Problem description
Each line below must be set down exactly; omit any image you find.

begin

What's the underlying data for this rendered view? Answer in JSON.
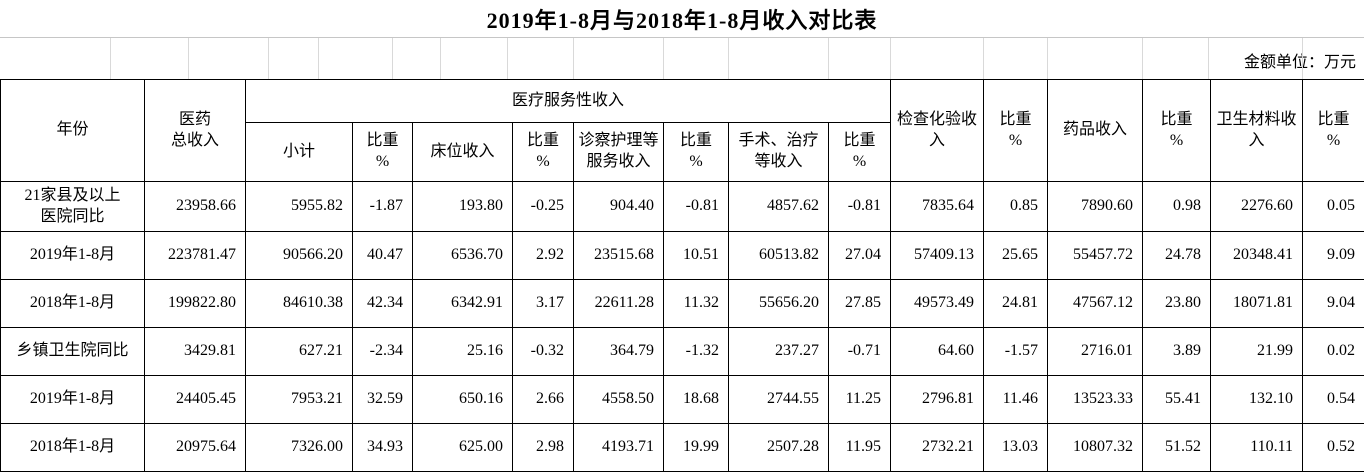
{
  "title": "2019年1-8月与2018年1-8月收入对比表",
  "unit_note": "金额单位：万元",
  "table": {
    "header": {
      "year": "年份",
      "total_medical_revenue": "医药\n总收入",
      "medical_service_group": "医疗服务性收入",
      "subtotal": "小计",
      "proportion_pct": "比重\n%",
      "bed_revenue": "床位收入",
      "exam_nursing_service_revenue": "诊察护理等\n服务收入",
      "surgery_treatment_revenue": "手术、治疗\n等收入",
      "inspection_lab_revenue": "检查化验收\n入",
      "drug_revenue": "药品收入",
      "sanitary_material_revenue": "卫生材料收\n入"
    },
    "rows": [
      {
        "label": "21家县及以上\n医院同比",
        "values": [
          "23958.66",
          "5955.82",
          "-1.87",
          "193.80",
          "-0.25",
          "904.40",
          "-0.81",
          "4857.62",
          "-0.81",
          "7835.64",
          "0.85",
          "7890.60",
          "0.98",
          "2276.60",
          "0.05"
        ]
      },
      {
        "label": "2019年1-8月",
        "values": [
          "223781.47",
          "90566.20",
          "40.47",
          "6536.70",
          "2.92",
          "23515.68",
          "10.51",
          "60513.82",
          "27.04",
          "57409.13",
          "25.65",
          "55457.72",
          "24.78",
          "20348.41",
          "9.09"
        ]
      },
      {
        "label": "2018年1-8月",
        "values": [
          "199822.80",
          "84610.38",
          "42.34",
          "6342.91",
          "3.17",
          "22611.28",
          "11.32",
          "55656.20",
          "27.85",
          "49573.49",
          "24.81",
          "47567.12",
          "23.80",
          "18071.81",
          "9.04"
        ]
      },
      {
        "label": "乡镇卫生院同比",
        "values": [
          "3429.81",
          "627.21",
          "-2.34",
          "25.16",
          "-0.32",
          "364.79",
          "-1.32",
          "237.27",
          "-0.71",
          "64.60",
          "-1.57",
          "2716.01",
          "3.89",
          "21.99",
          "0.02"
        ]
      },
      {
        "label": "2019年1-8月",
        "values": [
          "24405.45",
          "7953.21",
          "32.59",
          "650.16",
          "2.66",
          "4558.50",
          "18.68",
          "2744.55",
          "11.25",
          "2796.81",
          "11.46",
          "13523.33",
          "55.41",
          "132.10",
          "0.54"
        ]
      },
      {
        "label": "2018年1-8月",
        "values": [
          "20975.64",
          "7326.00",
          "34.93",
          "625.00",
          "2.98",
          "4193.71",
          "19.99",
          "2507.28",
          "11.95",
          "2732.21",
          "13.03",
          "10807.32",
          "51.52",
          "110.11",
          "0.52"
        ]
      }
    ]
  }
}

end

Output of the exercise
What's the underlying data for this rendered view? Answer in JSON.
{
  "title": "2019年1-8月与2018年1-8月收入对比表",
  "unit_note": "金额单位：万元",
  "table": {
    "header": {
      "year": "年份",
      "total_medical_revenue": "医药\n总收入",
      "medical_service_group": "医疗服务性收入",
      "subtotal": "小计",
      "proportion_pct": "比重\n%",
      "bed_revenue": "床位收入",
      "exam_nursing_service_revenue": "诊察护理等\n服务收入",
      "surgery_treatment_revenue": "手术、治疗\n等收入",
      "inspection_lab_revenue": "检查化验收\n入",
      "drug_revenue": "药品收入",
      "sanitary_material_revenue": "卫生材料收\n入"
    },
    "rows": [
      {
        "label": "21家县及以上\n医院同比",
        "values": [
          "23958.66",
          "5955.82",
          "-1.87",
          "193.80",
          "-0.25",
          "904.40",
          "-0.81",
          "4857.62",
          "-0.81",
          "7835.64",
          "0.85",
          "7890.60",
          "0.98",
          "2276.60",
          "0.05"
        ]
      },
      {
        "label": "2019年1-8月",
        "values": [
          "223781.47",
          "90566.20",
          "40.47",
          "6536.70",
          "2.92",
          "23515.68",
          "10.51",
          "60513.82",
          "27.04",
          "57409.13",
          "25.65",
          "55457.72",
          "24.78",
          "20348.41",
          "9.09"
        ]
      },
      {
        "label": "2018年1-8月",
        "values": [
          "199822.80",
          "84610.38",
          "42.34",
          "6342.91",
          "3.17",
          "22611.28",
          "11.32",
          "55656.20",
          "27.85",
          "49573.49",
          "24.81",
          "47567.12",
          "23.80",
          "18071.81",
          "9.04"
        ]
      },
      {
        "label": "乡镇卫生院同比",
        "values": [
          "3429.81",
          "627.21",
          "-2.34",
          "25.16",
          "-0.32",
          "364.79",
          "-1.32",
          "237.27",
          "-0.71",
          "64.60",
          "-1.57",
          "2716.01",
          "3.89",
          "21.99",
          "0.02"
        ]
      },
      {
        "label": "2019年1-8月",
        "values": [
          "24405.45",
          "7953.21",
          "32.59",
          "650.16",
          "2.66",
          "4558.50",
          "18.68",
          "2744.55",
          "11.25",
          "2796.81",
          "11.46",
          "13523.33",
          "55.41",
          "132.10",
          "0.54"
        ]
      },
      {
        "label": "2018年1-8月",
        "values": [
          "20975.64",
          "7326.00",
          "34.93",
          "625.00",
          "2.98",
          "4193.71",
          "19.99",
          "2507.28",
          "11.95",
          "2732.21",
          "13.03",
          "10807.32",
          "51.52",
          "110.11",
          "0.52"
        ]
      }
    ]
  }
}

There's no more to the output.